**Goal of the exercise**
Skip the pictures. Repeat everything else in the records word for word.

Data excerpts

——————————

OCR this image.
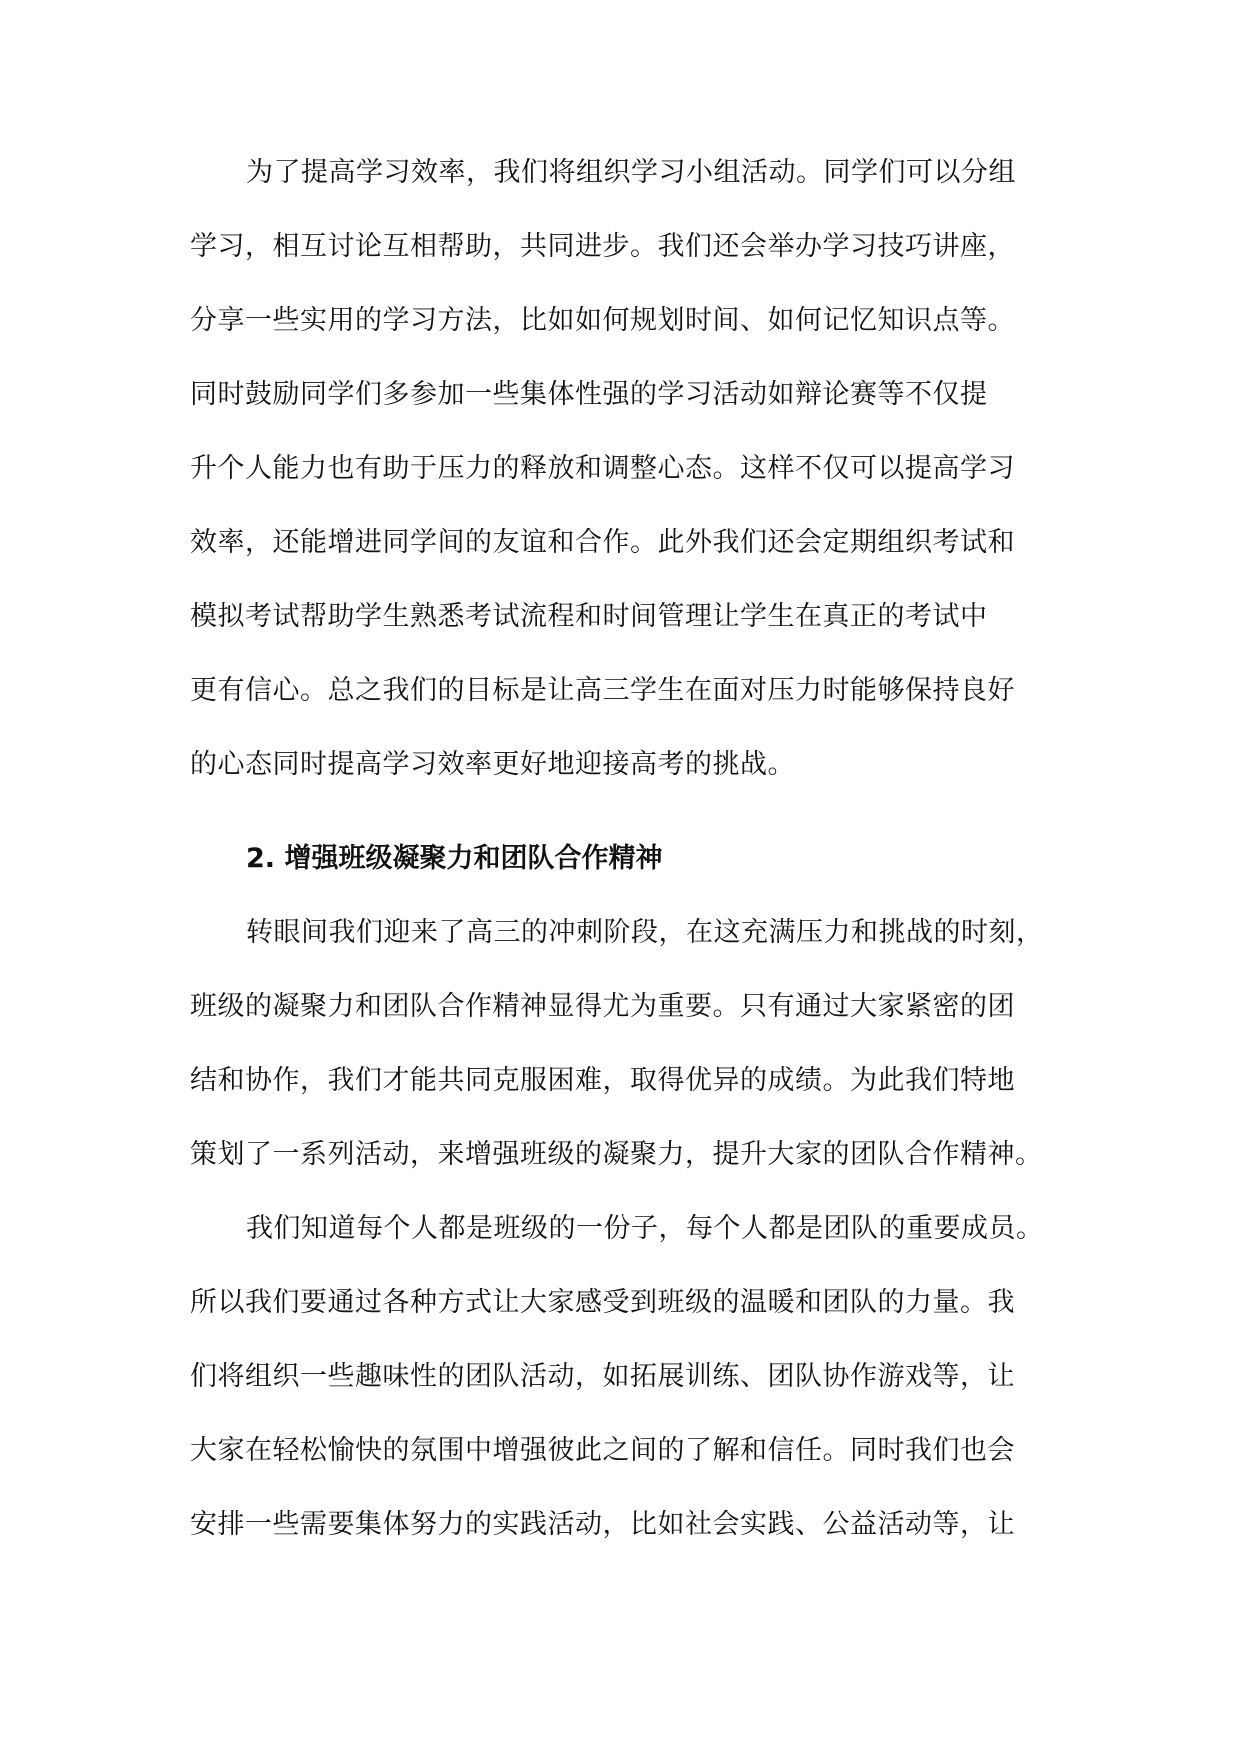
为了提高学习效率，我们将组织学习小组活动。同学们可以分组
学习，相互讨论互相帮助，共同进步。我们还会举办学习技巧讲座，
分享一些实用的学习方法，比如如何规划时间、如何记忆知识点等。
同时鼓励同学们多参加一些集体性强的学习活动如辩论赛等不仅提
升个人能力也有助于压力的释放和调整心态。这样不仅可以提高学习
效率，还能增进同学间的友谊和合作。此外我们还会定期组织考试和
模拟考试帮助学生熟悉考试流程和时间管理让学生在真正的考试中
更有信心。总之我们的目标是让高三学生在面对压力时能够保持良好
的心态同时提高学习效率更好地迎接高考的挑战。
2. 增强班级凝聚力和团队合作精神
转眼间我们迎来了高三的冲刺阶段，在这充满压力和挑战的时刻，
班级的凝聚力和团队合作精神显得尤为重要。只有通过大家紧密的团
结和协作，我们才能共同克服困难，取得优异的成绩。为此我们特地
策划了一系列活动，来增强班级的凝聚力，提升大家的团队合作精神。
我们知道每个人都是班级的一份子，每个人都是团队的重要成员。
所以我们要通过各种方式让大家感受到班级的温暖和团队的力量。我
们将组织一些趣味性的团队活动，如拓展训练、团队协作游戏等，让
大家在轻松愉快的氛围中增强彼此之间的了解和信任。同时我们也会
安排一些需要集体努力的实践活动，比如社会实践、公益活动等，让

——————————

**Finished task**
OCR this image.
为了提高学习效率，我们将组织学习小组活动。同学们可以分组
学习，相互讨论互相帮助，共同进步。我们还会举办学习技巧讲座，
分享一些实用的学习方法，比如如何规划时间、如何记忆知识点等。
同时鼓励同学们多参加一些集体性强的学习活动如辩论赛等不仅提
升个人能力也有助于压力的释放和调整心态。这样不仅可以提高学习
效率，还能增进同学间的友谊和合作。此外我们还会定期组织考试和
模拟考试帮助学生熟悉考试流程和时间管理让学生在真正的考试中
更有信心。总之我们的目标是让高三学生在面对压力时能够保持良好
的心态同时提高学习效率更好地迎接高考的挑战。
2. 增强班级凝聚力和团队合作精神
转眼间我们迎来了高三的冲刺阶段，在这充满压力和挑战的时刻，
班级的凝聚力和团队合作精神显得尤为重要。只有通过大家紧密的团
结和协作，我们才能共同克服困难，取得优异的成绩。为此我们特地
策划了一系列活动，来增强班级的凝聚力，提升大家的团队合作精神。
我们知道每个人都是班级的一份子，每个人都是团队的重要成员。
所以我们要通过各种方式让大家感受到班级的温暖和团队的力量。我
们将组织一些趣味性的团队活动，如拓展训练、团队协作游戏等，让
大家在轻松愉快的氛围中增强彼此之间的了解和信任。同时我们也会
安排一些需要集体努力的实践活动，比如社会实践、公益活动等，让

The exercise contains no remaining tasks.